| Perintah |
Tolong tuliskan kembali tanpa perubahan baris-baris item mulai dari awal item dan berakhir pada baris yang memuat "col-supp-list-header: paa Tillægs-listen", dengan kedua ujungnya disertakan.

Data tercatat
•••••

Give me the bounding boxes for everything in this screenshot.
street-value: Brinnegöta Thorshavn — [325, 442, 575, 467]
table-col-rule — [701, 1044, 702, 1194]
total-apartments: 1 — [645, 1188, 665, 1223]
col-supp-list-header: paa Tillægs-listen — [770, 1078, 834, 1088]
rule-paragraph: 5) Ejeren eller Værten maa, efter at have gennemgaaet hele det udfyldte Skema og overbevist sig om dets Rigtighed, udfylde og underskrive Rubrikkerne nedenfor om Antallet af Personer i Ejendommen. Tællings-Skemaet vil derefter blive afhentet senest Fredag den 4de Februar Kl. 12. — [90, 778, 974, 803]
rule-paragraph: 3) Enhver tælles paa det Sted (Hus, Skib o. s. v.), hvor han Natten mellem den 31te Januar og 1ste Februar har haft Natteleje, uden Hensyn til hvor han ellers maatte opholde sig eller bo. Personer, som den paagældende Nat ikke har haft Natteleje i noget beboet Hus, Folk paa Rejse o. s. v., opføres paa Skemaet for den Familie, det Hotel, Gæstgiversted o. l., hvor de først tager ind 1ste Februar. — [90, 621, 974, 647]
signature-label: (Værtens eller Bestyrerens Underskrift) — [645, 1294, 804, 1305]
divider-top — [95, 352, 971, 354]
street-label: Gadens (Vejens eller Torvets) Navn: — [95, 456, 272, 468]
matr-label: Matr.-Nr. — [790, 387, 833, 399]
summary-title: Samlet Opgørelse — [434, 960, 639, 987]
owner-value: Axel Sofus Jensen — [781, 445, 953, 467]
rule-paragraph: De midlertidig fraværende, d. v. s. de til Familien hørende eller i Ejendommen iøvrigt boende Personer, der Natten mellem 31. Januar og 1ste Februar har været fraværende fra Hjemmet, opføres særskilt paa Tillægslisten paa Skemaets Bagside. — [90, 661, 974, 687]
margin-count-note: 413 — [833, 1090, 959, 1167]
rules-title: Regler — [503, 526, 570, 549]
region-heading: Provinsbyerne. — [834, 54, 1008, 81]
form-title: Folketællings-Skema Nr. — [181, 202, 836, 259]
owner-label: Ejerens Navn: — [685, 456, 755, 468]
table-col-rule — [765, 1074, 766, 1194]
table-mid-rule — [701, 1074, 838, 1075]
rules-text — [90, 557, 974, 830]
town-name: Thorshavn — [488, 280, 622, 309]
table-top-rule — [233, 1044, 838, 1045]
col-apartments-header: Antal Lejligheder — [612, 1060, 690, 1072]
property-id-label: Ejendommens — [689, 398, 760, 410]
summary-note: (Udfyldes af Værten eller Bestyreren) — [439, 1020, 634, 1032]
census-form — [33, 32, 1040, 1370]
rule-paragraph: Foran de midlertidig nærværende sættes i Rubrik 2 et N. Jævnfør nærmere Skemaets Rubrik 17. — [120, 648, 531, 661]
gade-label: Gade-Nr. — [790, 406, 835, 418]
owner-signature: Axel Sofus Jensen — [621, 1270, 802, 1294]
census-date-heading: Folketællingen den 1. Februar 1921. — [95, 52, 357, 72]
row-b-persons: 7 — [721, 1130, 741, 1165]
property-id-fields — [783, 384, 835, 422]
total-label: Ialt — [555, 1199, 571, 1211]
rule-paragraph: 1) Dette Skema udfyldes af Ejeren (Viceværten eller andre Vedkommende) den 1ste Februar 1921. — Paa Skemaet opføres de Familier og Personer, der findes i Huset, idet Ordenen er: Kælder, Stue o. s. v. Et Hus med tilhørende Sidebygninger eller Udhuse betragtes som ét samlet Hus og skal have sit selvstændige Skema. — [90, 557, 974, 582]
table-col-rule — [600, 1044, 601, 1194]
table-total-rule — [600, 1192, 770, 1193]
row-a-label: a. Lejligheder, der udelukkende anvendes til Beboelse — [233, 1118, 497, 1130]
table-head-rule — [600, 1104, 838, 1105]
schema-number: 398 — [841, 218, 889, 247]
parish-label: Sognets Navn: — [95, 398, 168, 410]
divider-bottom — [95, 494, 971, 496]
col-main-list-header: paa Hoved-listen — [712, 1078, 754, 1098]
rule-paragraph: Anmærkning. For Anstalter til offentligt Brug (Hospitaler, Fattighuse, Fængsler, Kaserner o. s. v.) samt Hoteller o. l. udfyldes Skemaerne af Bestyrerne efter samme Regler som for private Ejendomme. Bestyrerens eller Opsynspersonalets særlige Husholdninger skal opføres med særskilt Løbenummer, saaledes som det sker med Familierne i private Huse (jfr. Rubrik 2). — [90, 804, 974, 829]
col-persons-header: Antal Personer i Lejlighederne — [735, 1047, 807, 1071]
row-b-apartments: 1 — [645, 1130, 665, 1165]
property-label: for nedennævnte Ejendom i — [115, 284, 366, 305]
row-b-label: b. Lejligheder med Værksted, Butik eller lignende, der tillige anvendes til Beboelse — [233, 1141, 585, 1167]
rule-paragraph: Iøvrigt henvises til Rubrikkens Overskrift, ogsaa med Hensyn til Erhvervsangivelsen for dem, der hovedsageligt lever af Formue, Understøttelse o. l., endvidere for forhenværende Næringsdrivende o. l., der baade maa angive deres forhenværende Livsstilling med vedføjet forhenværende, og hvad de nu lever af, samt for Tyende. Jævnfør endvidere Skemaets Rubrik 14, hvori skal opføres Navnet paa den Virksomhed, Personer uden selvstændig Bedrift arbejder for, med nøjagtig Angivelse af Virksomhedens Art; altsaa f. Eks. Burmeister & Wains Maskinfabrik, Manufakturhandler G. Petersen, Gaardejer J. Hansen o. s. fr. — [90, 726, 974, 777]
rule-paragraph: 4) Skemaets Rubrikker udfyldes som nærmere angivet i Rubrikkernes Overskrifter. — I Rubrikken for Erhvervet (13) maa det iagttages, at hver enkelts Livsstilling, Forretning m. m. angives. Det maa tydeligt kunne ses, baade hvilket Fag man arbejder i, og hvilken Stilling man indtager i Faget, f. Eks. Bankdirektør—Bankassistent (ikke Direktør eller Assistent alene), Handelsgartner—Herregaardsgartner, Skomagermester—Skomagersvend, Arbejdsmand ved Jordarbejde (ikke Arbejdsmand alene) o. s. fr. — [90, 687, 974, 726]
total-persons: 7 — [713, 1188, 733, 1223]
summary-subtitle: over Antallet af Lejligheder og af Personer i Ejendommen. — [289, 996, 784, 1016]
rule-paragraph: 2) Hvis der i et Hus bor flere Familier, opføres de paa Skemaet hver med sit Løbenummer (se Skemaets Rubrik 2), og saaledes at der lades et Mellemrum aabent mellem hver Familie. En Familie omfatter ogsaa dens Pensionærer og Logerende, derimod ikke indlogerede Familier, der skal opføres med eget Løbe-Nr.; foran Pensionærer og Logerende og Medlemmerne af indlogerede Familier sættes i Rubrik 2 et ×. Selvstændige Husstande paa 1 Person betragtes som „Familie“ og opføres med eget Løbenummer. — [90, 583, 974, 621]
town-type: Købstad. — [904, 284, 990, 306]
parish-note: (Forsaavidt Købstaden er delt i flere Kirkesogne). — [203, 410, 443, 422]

•••••

| Jawaban Latihan |
Give me the bounding boxes for everything in this screenshot.
street-value: Brinnegöta Thorshavn — [325, 442, 575, 467]
table-col-rule — [701, 1044, 702, 1194]
total-apartments: 1 — [645, 1188, 665, 1223]
col-supp-list-header: paa Tillægs-listen — [770, 1078, 834, 1088]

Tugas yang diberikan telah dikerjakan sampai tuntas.